What is asked –
Filter the listing and keep only the lines with the word "will".

Data supplied –

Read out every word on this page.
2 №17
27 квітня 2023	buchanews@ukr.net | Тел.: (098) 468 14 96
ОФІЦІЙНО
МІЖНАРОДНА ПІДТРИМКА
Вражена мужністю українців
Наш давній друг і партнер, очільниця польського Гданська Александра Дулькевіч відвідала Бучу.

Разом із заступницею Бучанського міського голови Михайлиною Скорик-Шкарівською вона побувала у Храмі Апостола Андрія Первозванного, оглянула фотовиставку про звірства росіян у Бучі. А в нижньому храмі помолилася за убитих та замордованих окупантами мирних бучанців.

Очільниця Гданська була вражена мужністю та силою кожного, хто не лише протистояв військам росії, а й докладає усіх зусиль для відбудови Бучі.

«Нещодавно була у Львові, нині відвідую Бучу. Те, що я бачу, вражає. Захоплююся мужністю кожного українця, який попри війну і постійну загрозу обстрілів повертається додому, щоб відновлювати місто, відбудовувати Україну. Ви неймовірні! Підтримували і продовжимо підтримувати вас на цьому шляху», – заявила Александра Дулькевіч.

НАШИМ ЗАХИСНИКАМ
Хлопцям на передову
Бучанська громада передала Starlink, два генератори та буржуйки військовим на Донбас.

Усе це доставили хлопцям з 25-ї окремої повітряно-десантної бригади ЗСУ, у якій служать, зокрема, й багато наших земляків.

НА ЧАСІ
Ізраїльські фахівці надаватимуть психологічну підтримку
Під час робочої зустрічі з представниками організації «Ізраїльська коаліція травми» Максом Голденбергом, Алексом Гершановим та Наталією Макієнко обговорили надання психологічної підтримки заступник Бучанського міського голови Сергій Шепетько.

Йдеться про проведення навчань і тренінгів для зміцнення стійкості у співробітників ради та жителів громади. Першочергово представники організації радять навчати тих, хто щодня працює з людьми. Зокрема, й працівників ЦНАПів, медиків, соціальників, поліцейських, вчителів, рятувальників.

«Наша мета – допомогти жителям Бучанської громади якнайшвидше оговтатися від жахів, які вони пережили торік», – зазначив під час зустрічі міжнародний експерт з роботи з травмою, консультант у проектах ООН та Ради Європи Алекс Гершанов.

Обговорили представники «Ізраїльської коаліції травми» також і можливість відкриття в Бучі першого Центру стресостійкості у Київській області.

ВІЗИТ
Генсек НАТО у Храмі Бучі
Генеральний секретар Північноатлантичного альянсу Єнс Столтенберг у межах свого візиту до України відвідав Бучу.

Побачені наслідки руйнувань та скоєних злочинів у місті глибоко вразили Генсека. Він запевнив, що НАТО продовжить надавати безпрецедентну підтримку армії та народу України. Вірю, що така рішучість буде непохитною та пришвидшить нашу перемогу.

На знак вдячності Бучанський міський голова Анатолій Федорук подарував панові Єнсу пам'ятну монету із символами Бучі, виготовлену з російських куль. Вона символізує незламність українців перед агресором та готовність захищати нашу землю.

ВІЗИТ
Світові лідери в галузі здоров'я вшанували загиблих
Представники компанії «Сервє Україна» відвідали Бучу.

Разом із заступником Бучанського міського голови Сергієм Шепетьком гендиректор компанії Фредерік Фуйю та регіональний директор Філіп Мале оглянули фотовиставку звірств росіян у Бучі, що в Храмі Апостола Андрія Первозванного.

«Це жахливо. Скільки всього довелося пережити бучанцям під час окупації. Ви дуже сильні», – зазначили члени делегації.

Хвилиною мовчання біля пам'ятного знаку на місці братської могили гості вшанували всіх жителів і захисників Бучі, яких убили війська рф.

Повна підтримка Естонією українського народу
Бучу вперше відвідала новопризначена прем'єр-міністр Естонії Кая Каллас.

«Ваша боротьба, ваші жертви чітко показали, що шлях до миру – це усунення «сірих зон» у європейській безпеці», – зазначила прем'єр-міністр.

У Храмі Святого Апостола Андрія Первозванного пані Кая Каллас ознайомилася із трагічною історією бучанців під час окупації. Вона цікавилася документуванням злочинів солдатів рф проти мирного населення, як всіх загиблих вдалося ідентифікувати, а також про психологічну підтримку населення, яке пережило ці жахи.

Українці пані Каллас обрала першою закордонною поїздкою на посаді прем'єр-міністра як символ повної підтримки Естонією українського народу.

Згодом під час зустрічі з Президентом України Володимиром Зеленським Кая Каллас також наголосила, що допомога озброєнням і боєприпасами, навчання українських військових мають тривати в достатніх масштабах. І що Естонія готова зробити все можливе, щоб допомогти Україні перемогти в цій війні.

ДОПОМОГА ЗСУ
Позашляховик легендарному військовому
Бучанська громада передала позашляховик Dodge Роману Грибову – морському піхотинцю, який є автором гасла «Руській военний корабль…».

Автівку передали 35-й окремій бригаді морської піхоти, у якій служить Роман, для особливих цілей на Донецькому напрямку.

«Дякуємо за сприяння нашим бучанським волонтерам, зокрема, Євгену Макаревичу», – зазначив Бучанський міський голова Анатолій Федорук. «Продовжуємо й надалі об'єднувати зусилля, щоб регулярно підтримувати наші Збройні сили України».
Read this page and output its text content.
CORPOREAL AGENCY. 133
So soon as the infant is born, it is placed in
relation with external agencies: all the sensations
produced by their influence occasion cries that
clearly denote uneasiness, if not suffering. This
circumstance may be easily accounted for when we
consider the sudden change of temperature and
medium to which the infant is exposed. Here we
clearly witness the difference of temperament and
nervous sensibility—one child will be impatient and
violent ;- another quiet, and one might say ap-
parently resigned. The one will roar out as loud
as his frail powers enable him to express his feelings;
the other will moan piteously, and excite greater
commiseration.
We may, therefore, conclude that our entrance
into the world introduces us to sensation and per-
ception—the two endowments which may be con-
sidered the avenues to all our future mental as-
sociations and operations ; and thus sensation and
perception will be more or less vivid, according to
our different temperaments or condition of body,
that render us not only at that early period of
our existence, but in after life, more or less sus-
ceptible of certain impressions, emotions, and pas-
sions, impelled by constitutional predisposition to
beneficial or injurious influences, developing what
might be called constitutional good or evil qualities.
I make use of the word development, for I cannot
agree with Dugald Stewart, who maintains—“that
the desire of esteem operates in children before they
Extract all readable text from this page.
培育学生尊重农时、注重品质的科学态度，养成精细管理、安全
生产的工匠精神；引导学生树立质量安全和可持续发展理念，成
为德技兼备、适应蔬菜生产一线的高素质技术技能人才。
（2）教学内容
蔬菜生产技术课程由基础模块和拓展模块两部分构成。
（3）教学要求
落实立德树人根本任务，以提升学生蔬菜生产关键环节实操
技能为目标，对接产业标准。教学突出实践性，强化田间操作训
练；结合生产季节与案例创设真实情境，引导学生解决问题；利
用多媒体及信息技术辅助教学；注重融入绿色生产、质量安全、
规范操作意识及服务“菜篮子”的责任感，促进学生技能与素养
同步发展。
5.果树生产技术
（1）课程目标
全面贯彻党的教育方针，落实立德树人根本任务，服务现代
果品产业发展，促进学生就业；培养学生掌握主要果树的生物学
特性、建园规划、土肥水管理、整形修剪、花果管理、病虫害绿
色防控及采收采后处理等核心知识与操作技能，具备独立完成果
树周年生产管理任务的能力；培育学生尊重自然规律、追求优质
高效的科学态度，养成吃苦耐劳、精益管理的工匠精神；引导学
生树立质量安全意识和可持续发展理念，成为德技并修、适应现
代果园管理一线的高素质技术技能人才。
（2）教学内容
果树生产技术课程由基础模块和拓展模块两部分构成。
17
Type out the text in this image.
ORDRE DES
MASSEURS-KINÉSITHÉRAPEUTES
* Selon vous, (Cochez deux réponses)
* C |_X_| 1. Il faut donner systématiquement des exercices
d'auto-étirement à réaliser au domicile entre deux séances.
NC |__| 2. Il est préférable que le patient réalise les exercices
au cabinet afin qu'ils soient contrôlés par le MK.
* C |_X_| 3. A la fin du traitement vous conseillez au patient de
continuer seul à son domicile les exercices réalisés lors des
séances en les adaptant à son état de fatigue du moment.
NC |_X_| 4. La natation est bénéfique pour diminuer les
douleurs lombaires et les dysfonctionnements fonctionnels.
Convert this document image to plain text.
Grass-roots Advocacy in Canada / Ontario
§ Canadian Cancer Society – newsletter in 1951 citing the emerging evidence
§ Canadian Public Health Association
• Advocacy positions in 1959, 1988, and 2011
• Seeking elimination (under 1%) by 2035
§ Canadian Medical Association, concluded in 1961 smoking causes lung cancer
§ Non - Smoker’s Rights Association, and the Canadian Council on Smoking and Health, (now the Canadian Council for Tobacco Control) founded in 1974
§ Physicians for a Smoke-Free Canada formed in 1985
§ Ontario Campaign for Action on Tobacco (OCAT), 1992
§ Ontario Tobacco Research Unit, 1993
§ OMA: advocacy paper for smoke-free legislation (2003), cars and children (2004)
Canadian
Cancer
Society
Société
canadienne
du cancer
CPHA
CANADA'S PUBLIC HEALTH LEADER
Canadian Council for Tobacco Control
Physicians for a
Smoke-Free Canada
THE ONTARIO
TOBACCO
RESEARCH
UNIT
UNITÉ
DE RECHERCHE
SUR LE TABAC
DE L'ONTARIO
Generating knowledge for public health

Output for this task –
nervous sensibility—one child will be impatient and
parently resigned. The one will roar out as loud
the other will moan piteously, and excite greater
perception will be more or less vivid, according to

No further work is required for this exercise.